--- Supplied information ---

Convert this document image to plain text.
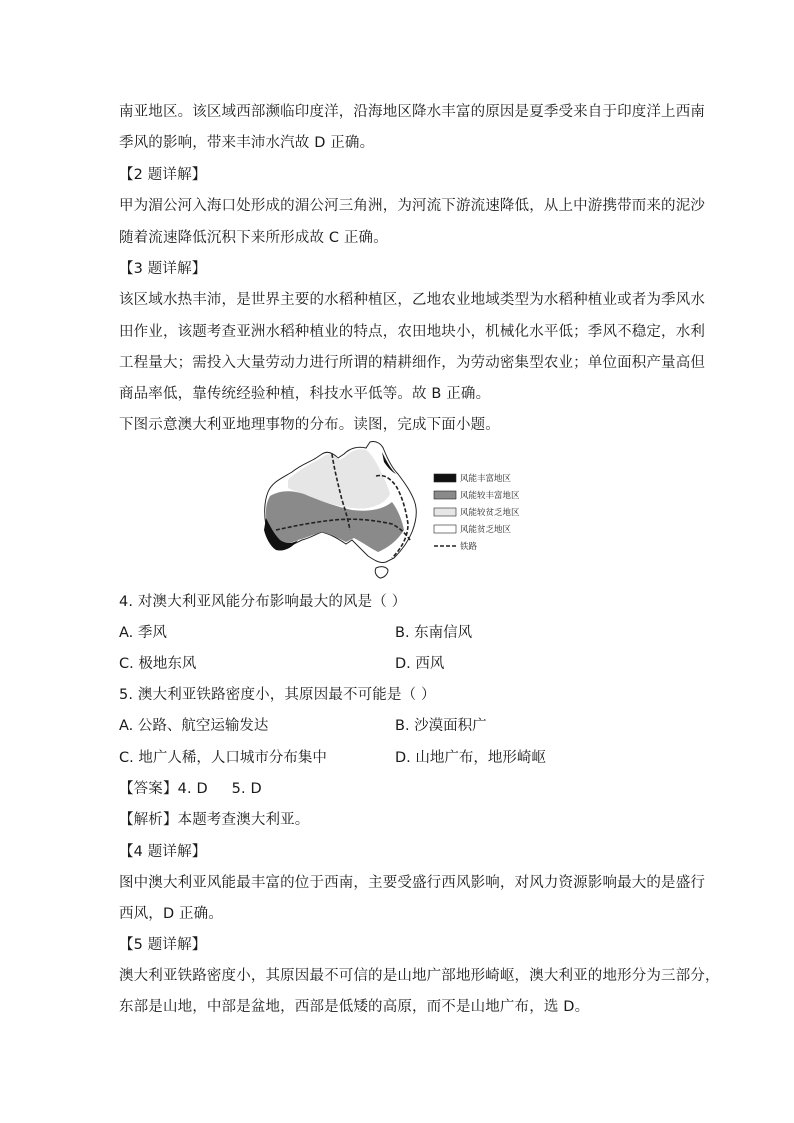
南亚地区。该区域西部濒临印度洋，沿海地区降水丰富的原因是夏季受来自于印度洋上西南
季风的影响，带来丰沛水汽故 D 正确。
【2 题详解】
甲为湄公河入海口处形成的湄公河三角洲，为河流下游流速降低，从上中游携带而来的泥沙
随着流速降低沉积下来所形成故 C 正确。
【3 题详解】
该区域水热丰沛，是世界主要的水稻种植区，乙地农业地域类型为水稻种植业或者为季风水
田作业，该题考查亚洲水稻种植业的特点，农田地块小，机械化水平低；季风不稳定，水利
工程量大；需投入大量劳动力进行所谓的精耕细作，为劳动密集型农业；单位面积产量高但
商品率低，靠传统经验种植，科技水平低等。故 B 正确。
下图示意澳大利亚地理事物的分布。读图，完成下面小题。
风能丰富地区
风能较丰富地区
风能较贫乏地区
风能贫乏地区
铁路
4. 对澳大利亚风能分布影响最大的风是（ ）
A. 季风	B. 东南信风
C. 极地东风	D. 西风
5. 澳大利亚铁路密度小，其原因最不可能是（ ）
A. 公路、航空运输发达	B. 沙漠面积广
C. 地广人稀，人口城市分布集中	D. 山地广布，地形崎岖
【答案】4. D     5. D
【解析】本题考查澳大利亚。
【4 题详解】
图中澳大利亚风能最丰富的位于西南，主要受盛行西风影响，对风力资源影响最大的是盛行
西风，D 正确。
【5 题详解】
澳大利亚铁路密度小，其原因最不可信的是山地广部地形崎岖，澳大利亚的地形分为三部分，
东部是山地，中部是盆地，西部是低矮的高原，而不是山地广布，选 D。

---
--- Supplied information ---

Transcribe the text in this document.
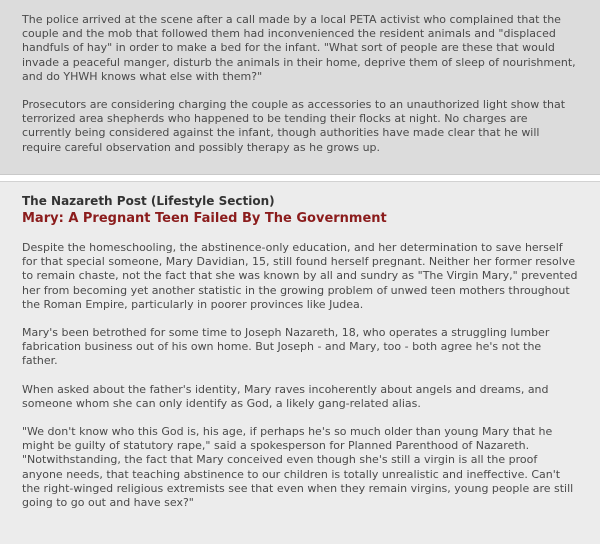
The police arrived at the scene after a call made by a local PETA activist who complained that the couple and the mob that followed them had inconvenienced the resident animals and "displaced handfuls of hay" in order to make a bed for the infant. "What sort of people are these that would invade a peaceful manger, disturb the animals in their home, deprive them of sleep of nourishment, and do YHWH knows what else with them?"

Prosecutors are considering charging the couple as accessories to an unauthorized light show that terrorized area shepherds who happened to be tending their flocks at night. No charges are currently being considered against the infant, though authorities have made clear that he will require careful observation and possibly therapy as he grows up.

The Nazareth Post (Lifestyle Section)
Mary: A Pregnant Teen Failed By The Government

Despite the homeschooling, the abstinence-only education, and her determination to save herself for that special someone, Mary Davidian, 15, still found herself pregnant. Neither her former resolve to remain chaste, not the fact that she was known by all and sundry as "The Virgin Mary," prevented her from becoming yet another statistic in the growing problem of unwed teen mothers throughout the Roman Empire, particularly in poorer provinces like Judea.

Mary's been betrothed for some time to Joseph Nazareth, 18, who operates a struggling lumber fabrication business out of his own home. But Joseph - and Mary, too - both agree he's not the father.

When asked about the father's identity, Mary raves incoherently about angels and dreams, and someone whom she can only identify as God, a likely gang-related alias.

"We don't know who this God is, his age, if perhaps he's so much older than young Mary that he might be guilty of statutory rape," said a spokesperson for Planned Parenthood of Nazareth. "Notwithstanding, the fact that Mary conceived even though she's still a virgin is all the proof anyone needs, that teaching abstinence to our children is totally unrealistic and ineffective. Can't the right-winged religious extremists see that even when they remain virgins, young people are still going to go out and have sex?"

---

▸ **What the task asks**: In the entries above, identify every line with the string "text".

▸ **Output for this task**:
Convert this document image to plain text.
Transcribe the text in this document.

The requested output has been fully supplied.